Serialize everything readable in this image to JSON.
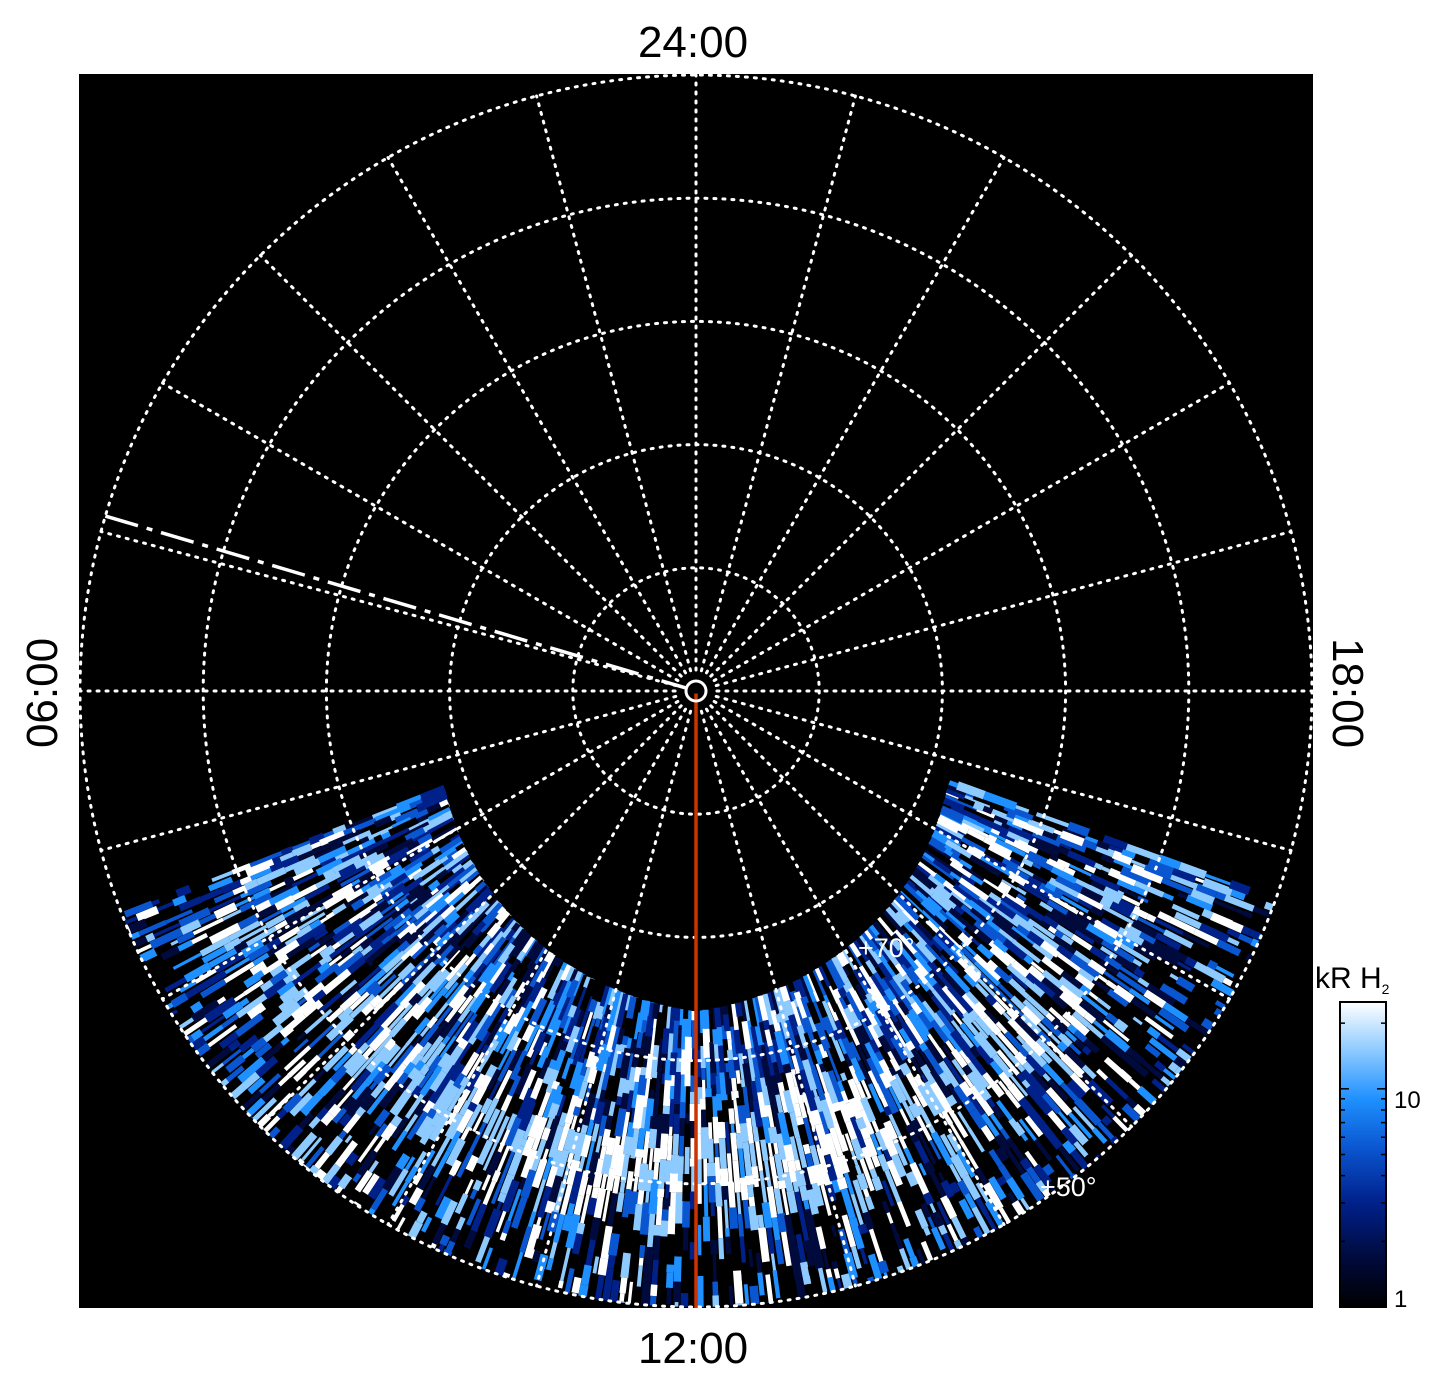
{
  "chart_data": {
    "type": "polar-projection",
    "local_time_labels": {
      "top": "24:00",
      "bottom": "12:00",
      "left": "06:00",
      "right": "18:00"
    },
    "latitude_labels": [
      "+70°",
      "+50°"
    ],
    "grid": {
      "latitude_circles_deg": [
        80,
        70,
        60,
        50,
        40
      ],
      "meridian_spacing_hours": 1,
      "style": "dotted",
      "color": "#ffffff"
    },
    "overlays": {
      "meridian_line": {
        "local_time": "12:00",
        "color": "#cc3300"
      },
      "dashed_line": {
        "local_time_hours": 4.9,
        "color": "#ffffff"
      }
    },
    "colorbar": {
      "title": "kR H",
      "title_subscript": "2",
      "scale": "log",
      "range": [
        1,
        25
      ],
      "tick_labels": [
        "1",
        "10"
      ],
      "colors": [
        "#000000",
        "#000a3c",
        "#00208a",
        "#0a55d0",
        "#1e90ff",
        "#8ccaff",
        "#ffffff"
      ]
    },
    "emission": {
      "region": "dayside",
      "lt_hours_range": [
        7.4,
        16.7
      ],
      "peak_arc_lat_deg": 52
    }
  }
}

---

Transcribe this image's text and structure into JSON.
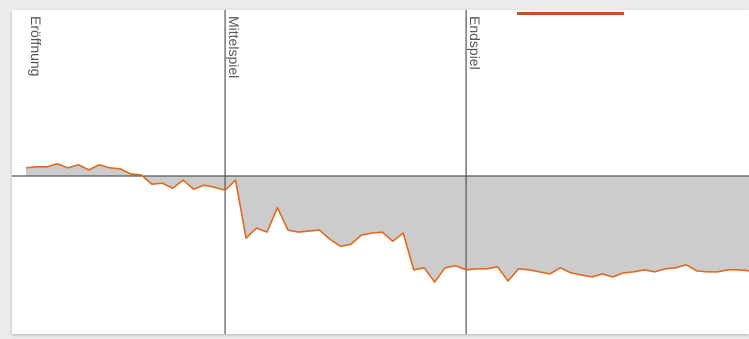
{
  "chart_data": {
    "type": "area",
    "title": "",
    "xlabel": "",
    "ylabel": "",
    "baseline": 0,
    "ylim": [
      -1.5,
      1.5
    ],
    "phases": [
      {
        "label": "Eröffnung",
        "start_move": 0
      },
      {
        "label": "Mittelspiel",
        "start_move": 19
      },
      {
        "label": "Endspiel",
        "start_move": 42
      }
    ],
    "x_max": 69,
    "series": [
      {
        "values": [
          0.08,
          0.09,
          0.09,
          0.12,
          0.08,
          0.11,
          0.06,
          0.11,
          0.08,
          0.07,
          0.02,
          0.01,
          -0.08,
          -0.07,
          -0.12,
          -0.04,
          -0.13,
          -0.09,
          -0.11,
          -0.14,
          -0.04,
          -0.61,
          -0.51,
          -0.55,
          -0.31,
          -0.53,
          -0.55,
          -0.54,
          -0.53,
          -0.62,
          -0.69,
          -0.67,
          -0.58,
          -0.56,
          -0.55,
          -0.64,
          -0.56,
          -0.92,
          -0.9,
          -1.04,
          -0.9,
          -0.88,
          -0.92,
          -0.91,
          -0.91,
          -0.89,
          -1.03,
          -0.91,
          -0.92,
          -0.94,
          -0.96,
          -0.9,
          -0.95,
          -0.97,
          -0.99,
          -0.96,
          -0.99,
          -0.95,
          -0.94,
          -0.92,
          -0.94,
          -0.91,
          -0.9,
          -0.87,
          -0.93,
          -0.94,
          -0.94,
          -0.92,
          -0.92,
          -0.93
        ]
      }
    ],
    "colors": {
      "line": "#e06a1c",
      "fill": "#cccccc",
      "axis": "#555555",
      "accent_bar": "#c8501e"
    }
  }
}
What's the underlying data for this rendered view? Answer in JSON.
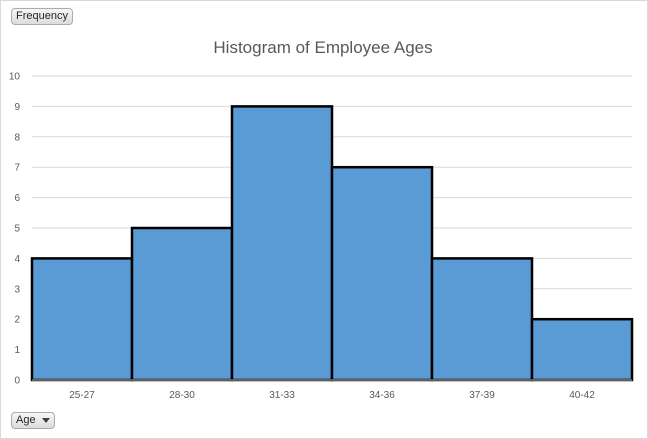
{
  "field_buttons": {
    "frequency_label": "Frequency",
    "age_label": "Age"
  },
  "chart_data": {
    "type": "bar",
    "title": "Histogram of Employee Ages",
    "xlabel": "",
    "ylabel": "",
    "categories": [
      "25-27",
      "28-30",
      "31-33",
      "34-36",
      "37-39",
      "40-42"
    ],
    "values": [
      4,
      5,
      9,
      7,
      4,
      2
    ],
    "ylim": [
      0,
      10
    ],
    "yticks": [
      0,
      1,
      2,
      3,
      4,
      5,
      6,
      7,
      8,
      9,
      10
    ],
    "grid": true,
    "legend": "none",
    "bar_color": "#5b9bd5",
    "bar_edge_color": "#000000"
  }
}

---

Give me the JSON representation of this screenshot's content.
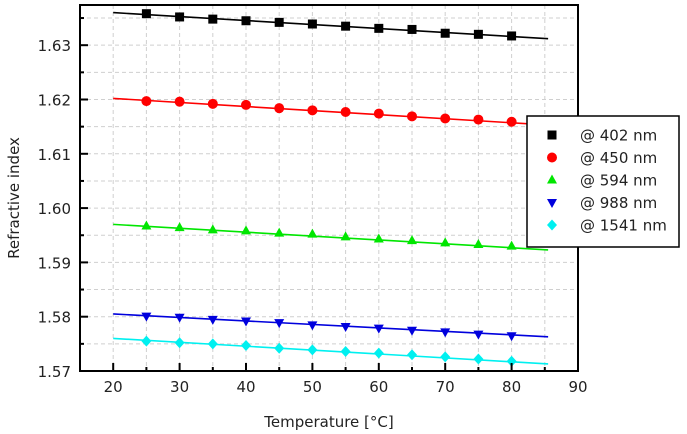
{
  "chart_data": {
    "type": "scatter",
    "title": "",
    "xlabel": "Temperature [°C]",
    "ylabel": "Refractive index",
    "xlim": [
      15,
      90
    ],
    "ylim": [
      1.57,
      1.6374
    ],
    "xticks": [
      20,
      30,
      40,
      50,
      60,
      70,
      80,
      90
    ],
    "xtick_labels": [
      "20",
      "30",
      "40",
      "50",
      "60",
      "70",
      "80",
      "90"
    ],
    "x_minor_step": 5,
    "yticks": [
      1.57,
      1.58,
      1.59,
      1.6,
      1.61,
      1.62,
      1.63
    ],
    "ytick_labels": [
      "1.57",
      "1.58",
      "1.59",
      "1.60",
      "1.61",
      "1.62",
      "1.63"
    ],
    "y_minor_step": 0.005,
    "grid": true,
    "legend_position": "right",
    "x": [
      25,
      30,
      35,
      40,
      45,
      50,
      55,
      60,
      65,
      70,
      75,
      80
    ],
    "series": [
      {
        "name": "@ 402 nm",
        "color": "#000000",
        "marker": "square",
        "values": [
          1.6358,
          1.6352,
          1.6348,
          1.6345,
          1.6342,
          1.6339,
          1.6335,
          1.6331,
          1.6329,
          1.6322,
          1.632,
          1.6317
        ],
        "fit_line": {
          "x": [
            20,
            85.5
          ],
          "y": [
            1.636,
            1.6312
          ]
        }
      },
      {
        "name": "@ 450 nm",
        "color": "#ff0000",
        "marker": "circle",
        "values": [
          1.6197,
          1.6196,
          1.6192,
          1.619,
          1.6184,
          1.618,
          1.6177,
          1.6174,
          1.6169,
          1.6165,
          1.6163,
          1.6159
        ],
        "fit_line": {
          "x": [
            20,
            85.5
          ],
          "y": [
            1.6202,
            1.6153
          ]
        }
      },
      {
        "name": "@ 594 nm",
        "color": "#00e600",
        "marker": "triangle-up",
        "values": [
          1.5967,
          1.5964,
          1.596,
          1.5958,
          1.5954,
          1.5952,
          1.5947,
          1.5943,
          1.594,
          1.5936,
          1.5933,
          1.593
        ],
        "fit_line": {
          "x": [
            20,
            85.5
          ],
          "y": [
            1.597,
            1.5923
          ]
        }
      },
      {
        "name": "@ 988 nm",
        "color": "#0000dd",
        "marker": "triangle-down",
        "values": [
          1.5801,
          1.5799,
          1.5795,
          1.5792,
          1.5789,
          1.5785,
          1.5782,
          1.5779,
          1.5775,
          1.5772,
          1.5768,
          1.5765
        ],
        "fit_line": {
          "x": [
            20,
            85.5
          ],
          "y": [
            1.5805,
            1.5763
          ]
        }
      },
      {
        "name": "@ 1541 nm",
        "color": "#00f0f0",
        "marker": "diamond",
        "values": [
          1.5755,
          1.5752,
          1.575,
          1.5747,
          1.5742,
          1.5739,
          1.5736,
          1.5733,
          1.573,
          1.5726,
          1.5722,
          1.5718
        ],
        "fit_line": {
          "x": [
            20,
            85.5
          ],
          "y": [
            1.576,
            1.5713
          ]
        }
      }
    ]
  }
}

● **What you should do**
Which lines contain "triangle"? Copy each of them.

● **Response**
        "marker": "triangle-up",
        "marker": "triangle-down",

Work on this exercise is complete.